__GIVEN EXERCISE__. Look through the data below. Collect every line where the word "screenshot" occurs.

__RECORD SET__.
══════
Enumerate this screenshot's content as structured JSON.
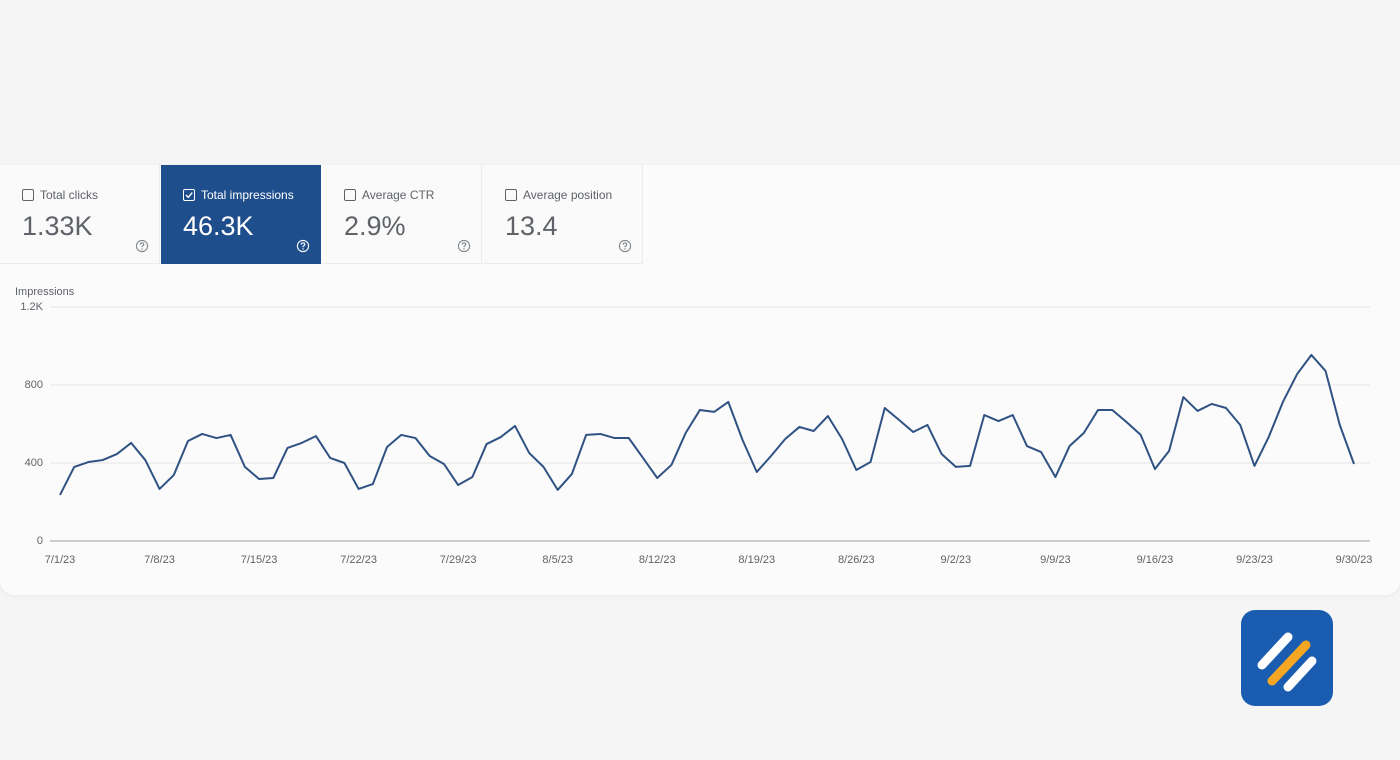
{
  "metrics": [
    {
      "label": "Total clicks",
      "value": "1.33K",
      "selected": false
    },
    {
      "label": "Total impressions",
      "value": "46.3K",
      "selected": true
    },
    {
      "label": "Average CTR",
      "value": "2.9%",
      "selected": false
    },
    {
      "label": "Average position",
      "value": "13.4",
      "selected": false
    }
  ],
  "chart_data": {
    "type": "line",
    "y_label": "Impressions",
    "color": "#2f5283",
    "categories": [
      "7/1/23",
      null,
      null,
      null,
      null,
      null,
      null,
      "7/8/23",
      null,
      null,
      null,
      null,
      null,
      null,
      "7/15/23",
      null,
      null,
      null,
      null,
      null,
      null,
      "7/22/23",
      null,
      null,
      null,
      null,
      null,
      null,
      "7/29/23",
      null,
      null,
      null,
      null,
      null,
      null,
      "8/5/23",
      null,
      null,
      null,
      null,
      null,
      null,
      "8/12/23",
      null,
      null,
      null,
      null,
      null,
      null,
      "8/19/23",
      null,
      null,
      null,
      null,
      null,
      null,
      "8/26/23",
      null,
      null,
      null,
      null,
      null,
      null,
      "9/2/23",
      null,
      null,
      null,
      null,
      null,
      null,
      "9/9/23",
      null,
      null,
      null,
      null,
      null,
      null,
      "9/16/23",
      null,
      null,
      null,
      null,
      null,
      null,
      "9/23/23",
      null,
      null,
      null,
      null,
      null,
      null,
      "9/30/23"
    ],
    "values": [
      236,
      380,
      405,
      415,
      446,
      503,
      415,
      267,
      338,
      513,
      549,
      528,
      544,
      380,
      318,
      323,
      477,
      503,
      538,
      426,
      400,
      267,
      292,
      482,
      544,
      528,
      436,
      395,
      287,
      328,
      497,
      533,
      590,
      451,
      380,
      262,
      344,
      544,
      549,
      528,
      528,
      426,
      323,
      390,
      554,
      672,
      662,
      713,
      518,
      354,
      436,
      523,
      585,
      564,
      641,
      523,
      364,
      405,
      682,
      621,
      559,
      595,
      446,
      380,
      385,
      646,
      615,
      646,
      487,
      456,
      328,
      487,
      554,
      672,
      672,
      610,
      544,
      369,
      462,
      738,
      667,
      703,
      682,
      595,
      385,
      533,
      713,
      856,
      954,
      872,
      595,
      395
    ],
    "ylim": [
      0,
      1200
    ],
    "yticks": [
      0,
      400,
      800,
      {
        "value": 1200,
        "label": "1.2K"
      }
    ],
    "grid": true
  }
}
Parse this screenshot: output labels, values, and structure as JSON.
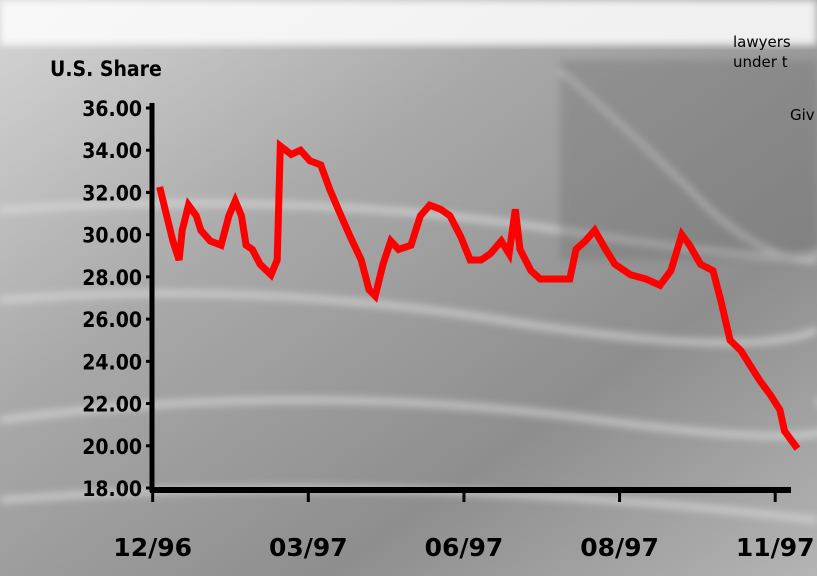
{
  "chart_data": {
    "type": "line",
    "y_label": "U.S. Share",
    "annotations": [
      "lawyers",
      "under t",
      "Giv"
    ],
    "xlim": [
      -0.03,
      4.14
    ],
    "xticks": [
      {
        "value": 0,
        "label": "12/96"
      },
      {
        "value": 1,
        "label": "03/97"
      },
      {
        "value": 2,
        "label": "06/97"
      },
      {
        "value": 3,
        "label": "08/97"
      },
      {
        "value": 4,
        "label": "11/97"
      }
    ],
    "ylim": [
      18,
      36
    ],
    "yticks": [
      {
        "value": 18,
        "label": "18.00"
      },
      {
        "value": 20,
        "label": "20.00"
      },
      {
        "value": 22,
        "label": "22.00"
      },
      {
        "value": 24,
        "label": "24.00"
      },
      {
        "value": 26,
        "label": "26.00"
      },
      {
        "value": 28,
        "label": "28.00"
      },
      {
        "value": 30,
        "label": "30.00"
      },
      {
        "value": 32,
        "label": "32.00"
      },
      {
        "value": 34,
        "label": "34.00"
      },
      {
        "value": 36,
        "label": "36.00"
      }
    ],
    "series": [
      {
        "color": "#ff0000",
        "x": [
          0.05,
          0.08,
          0.13,
          0.17,
          0.19,
          0.23,
          0.28,
          0.31,
          0.37,
          0.44,
          0.49,
          0.53,
          0.57,
          0.6,
          0.64,
          0.69,
          0.76,
          0.8,
          0.82,
          0.89,
          0.95,
          1.01,
          1.08,
          1.14,
          1.21,
          1.27,
          1.34,
          1.39,
          1.43,
          1.48,
          1.53,
          1.58,
          1.66,
          1.72,
          1.78,
          1.85,
          1.91,
          1.98,
          2.04,
          2.11,
          2.17,
          2.24,
          2.29,
          2.33,
          2.36,
          2.43,
          2.49,
          2.59,
          2.68,
          2.72,
          2.78,
          2.84,
          2.91,
          2.97,
          3.07,
          3.17,
          3.26,
          3.33,
          3.4,
          3.45,
          3.52,
          3.6,
          3.65,
          3.71,
          3.78,
          3.84,
          3.9,
          3.97,
          4.03,
          4.06,
          4.13
        ],
        "values": [
          32.1,
          31.2,
          29.7,
          28.8,
          30.2,
          31.4,
          30.9,
          30.2,
          29.7,
          29.5,
          30.9,
          31.6,
          30.9,
          29.5,
          29.3,
          28.6,
          28.1,
          28.8,
          34.2,
          33.8,
          34.0,
          33.5,
          33.3,
          32.1,
          30.9,
          29.9,
          28.8,
          27.4,
          27.1,
          28.6,
          29.7,
          29.3,
          29.5,
          30.9,
          31.4,
          31.2,
          30.9,
          29.9,
          28.8,
          28.8,
          29.1,
          29.7,
          29.1,
          31.2,
          29.3,
          28.3,
          27.9,
          27.9,
          27.9,
          29.3,
          29.7,
          30.2,
          29.3,
          28.6,
          28.1,
          27.9,
          27.6,
          28.3,
          30.0,
          29.5,
          28.6,
          28.3,
          26.9,
          25.0,
          24.5,
          23.8,
          23.1,
          22.4,
          21.7,
          20.7,
          20.0
        ]
      }
    ]
  }
}
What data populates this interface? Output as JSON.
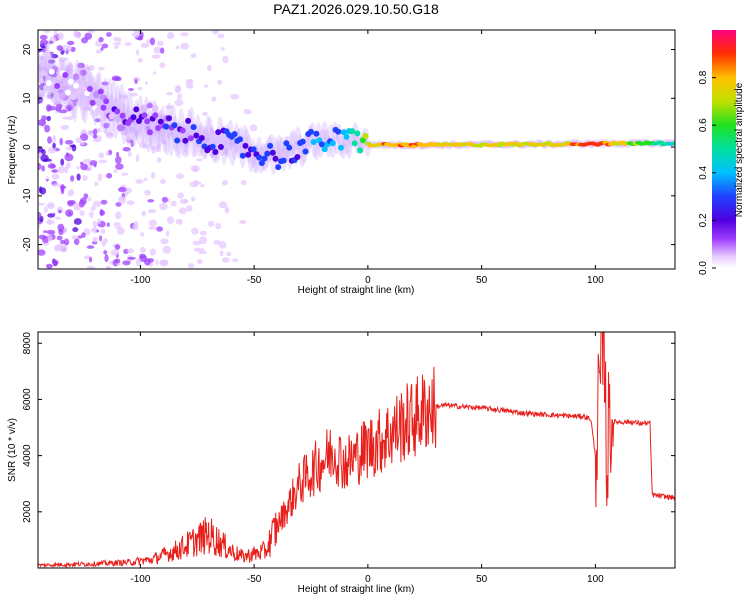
{
  "title": "PAZ1.2026.029.10.50.G18",
  "colors": {
    "snr_line": "#e8201c",
    "frame": "#000000"
  },
  "chart_data": [
    {
      "type": "heatmap",
      "xlabel": "Height of straight line (km)",
      "ylabel": "Frequency (Hz)",
      "xlim": [
        -145,
        135
      ],
      "ylim": [
        -25,
        24
      ],
      "xticks": [
        -100,
        -50,
        0,
        50,
        100
      ],
      "yticks": [
        -20,
        -10,
        0,
        10,
        20
      ],
      "colorbar": {
        "label": "Normalized spectral amplitude",
        "range": [
          0,
          1
        ],
        "ticks": [
          0.0,
          0.2,
          0.4,
          0.6,
          0.8
        ]
      },
      "ridge": {
        "x": [
          -145,
          -120,
          -100,
          -80,
          -60,
          -40,
          -30,
          -20,
          -10,
          -5,
          0,
          20,
          50,
          80,
          100,
          135
        ],
        "freq": [
          15,
          10,
          5,
          3,
          0.5,
          -2,
          0,
          1.5,
          1,
          2,
          0.5,
          0.4,
          0.5,
          0.6,
          0.7,
          0.8
        ],
        "amplitude": [
          0.05,
          0.1,
          0.2,
          0.25,
          0.3,
          0.3,
          0.35,
          0.4,
          0.45,
          0.6,
          0.8,
          0.9,
          0.75,
          0.8,
          0.95,
          0.5
        ]
      }
    },
    {
      "type": "line",
      "xlabel": "Height of straight line (km)",
      "ylabel": "SNR (10 * v/v)",
      "xlim": [
        -145,
        135
      ],
      "ylim": [
        0,
        8400
      ],
      "xticks": [
        -100,
        -50,
        0,
        50,
        100
      ],
      "yticks": [
        2000,
        4000,
        6000,
        8000
      ],
      "series": [
        {
          "name": "SNR",
          "x": [
            -145,
            -120,
            -105,
            -95,
            -85,
            -75,
            -70,
            -65,
            -60,
            -55,
            -45,
            -40,
            -35,
            -30,
            -25,
            -20,
            -15,
            -12,
            -10,
            -5,
            0,
            5,
            10,
            15,
            20,
            25,
            30,
            35,
            40,
            50,
            60,
            70,
            80,
            90,
            95,
            98,
            100,
            102,
            104,
            105,
            106,
            108,
            110,
            115,
            120,
            124,
            125,
            130,
            135
          ],
          "y": [
            100,
            150,
            200,
            300,
            600,
            1000,
            1200,
            900,
            600,
            400,
            600,
            1500,
            2200,
            3000,
            3400,
            3800,
            4200,
            3900,
            3700,
            4000,
            4300,
            4500,
            4800,
            5100,
            5300,
            5600,
            5750,
            5800,
            5750,
            5700,
            5600,
            5500,
            5450,
            5400,
            5400,
            5300,
            4000,
            6500,
            8000,
            3500,
            5300,
            5200,
            5200,
            5200,
            5150,
            5150,
            2600,
            2550,
            2500
          ]
        }
      ]
    }
  ]
}
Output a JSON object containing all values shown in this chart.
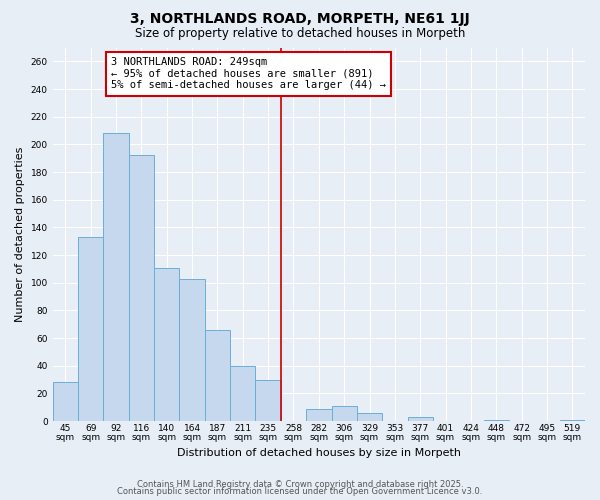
{
  "title": "3, NORTHLANDS ROAD, MORPETH, NE61 1JJ",
  "subtitle": "Size of property relative to detached houses in Morpeth",
  "xlabel": "Distribution of detached houses by size in Morpeth",
  "ylabel": "Number of detached properties",
  "categories": [
    "45sqm",
    "69sqm",
    "92sqm",
    "116sqm",
    "140sqm",
    "164sqm",
    "187sqm",
    "211sqm",
    "235sqm",
    "258sqm",
    "282sqm",
    "306sqm",
    "329sqm",
    "353sqm",
    "377sqm",
    "401sqm",
    "424sqm",
    "448sqm",
    "472sqm",
    "495sqm",
    "519sqm"
  ],
  "values": [
    28,
    133,
    208,
    192,
    111,
    103,
    66,
    40,
    30,
    0,
    9,
    11,
    6,
    0,
    3,
    0,
    0,
    1,
    0,
    0,
    1
  ],
  "bar_color": "#c5d8ee",
  "bar_edge_color": "#6baed6",
  "vline_x_index": 8.5,
  "vline_color": "#cc0000",
  "annotation_text": "3 NORTHLANDS ROAD: 249sqm\n← 95% of detached houses are smaller (891)\n5% of semi-detached houses are larger (44) →",
  "annotation_box_color": "white",
  "annotation_box_edge_color": "#cc0000",
  "ylim": [
    0,
    270
  ],
  "yticks": [
    0,
    20,
    40,
    60,
    80,
    100,
    120,
    140,
    160,
    180,
    200,
    220,
    240,
    260
  ],
  "footer_line1": "Contains HM Land Registry data © Crown copyright and database right 2025.",
  "footer_line2": "Contains public sector information licensed under the Open Government Licence v3.0.",
  "background_color": "#e8eef5",
  "plot_bg_color": "#e8eef5",
  "grid_color": "#ffffff",
  "title_fontsize": 10,
  "subtitle_fontsize": 8.5,
  "tick_fontsize": 6.5,
  "label_fontsize": 8,
  "annotation_fontsize": 7.5,
  "footer_fontsize": 6
}
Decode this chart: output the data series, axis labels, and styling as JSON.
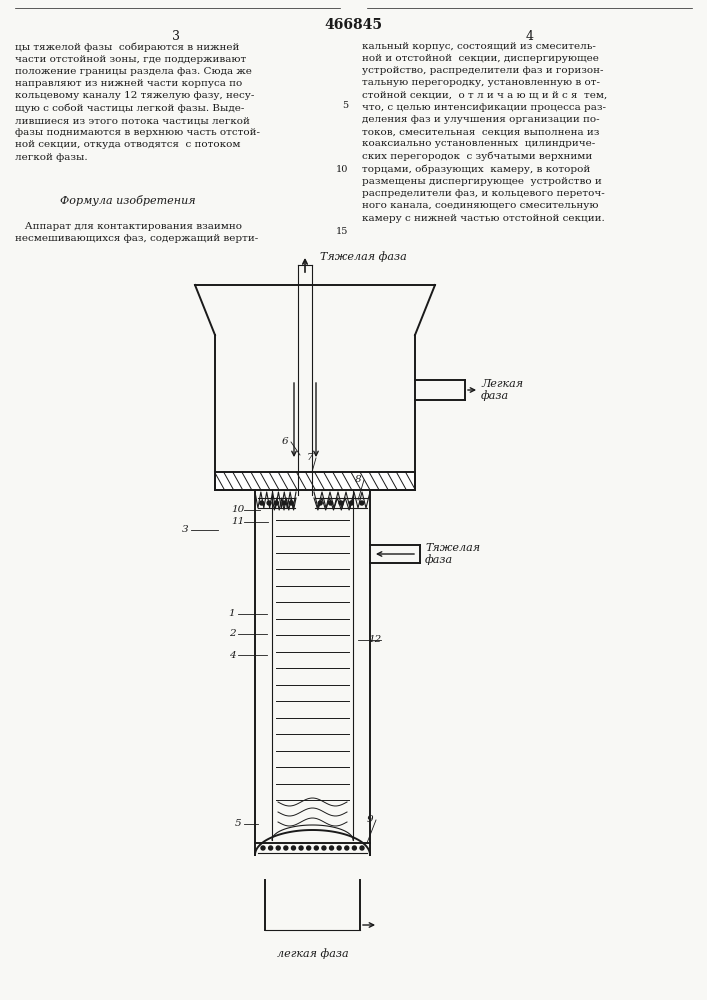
{
  "page_title": "466845",
  "page_num_left": "3",
  "page_num_right": "4",
  "bg_color": "#f8f8f5",
  "line_color": "#1a1a1a",
  "left_text": "цы тяжелой фазы  собираются в нижней\nчасти отстойной зоны, где поддерживают\nположение границы раздела фаз. Сюда же\nнаправляют из нижней части корпуса по\nкольцевому каналу 12 тяжелую фазу, несу-\nщую с собой частицы легкой фазы. Выде-\nлившиеся из этого потока частицы легкой\nфазы поднимаются в верхнюю часть отстой-\nной секции, откуда отводятся  с потоком\nлегкой фазы.",
  "formula_title": "Формула изобретения",
  "formula_text": "   Аппарат для контактирования взаимно\nнесмешивающихся фаз, содержащий верти-",
  "right_text": "кальный корпус, состоящий из смеситель-\nной и отстойной  секции, диспергирующее\nустройство, распределители фаз и горизон-\nтальную перегородку, установленную в от-\nстойной секции,  о т л и ч а ю щ и й с я  тем,\nчто, с целью интенсификации процесса раз-\nделения фаз и улучшения организации по-\nтоков, смесительная  секция выполнена из\nкоаксиально установленных  цилиндриче-\nских перегородок  с зубчатыми верхними\nторцами, образующих  камеру, в которой\nразмещены диспергирующее  устройство и\nраспределители фаз, и кольцевого переточ-\nного канала, соединяющего смесительную\nкамеру с нижней частью отстойной секции.",
  "label_tyazh_top": "Тяжелая фаза",
  "label_legk_right": "Легкая\nфаза",
  "label_tyazh_right": "Тяжелая\nфаза",
  "label_legk_bottom": "легкая фаза",
  "linenum_5": "5",
  "linenum_10": "10",
  "linenum_15": "15"
}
══════
__WRITTEN RESPONSE__.
Enumerate this screenshot's content as structured JSON.
Parse this screenshot: output labels, values, and structure as JSON.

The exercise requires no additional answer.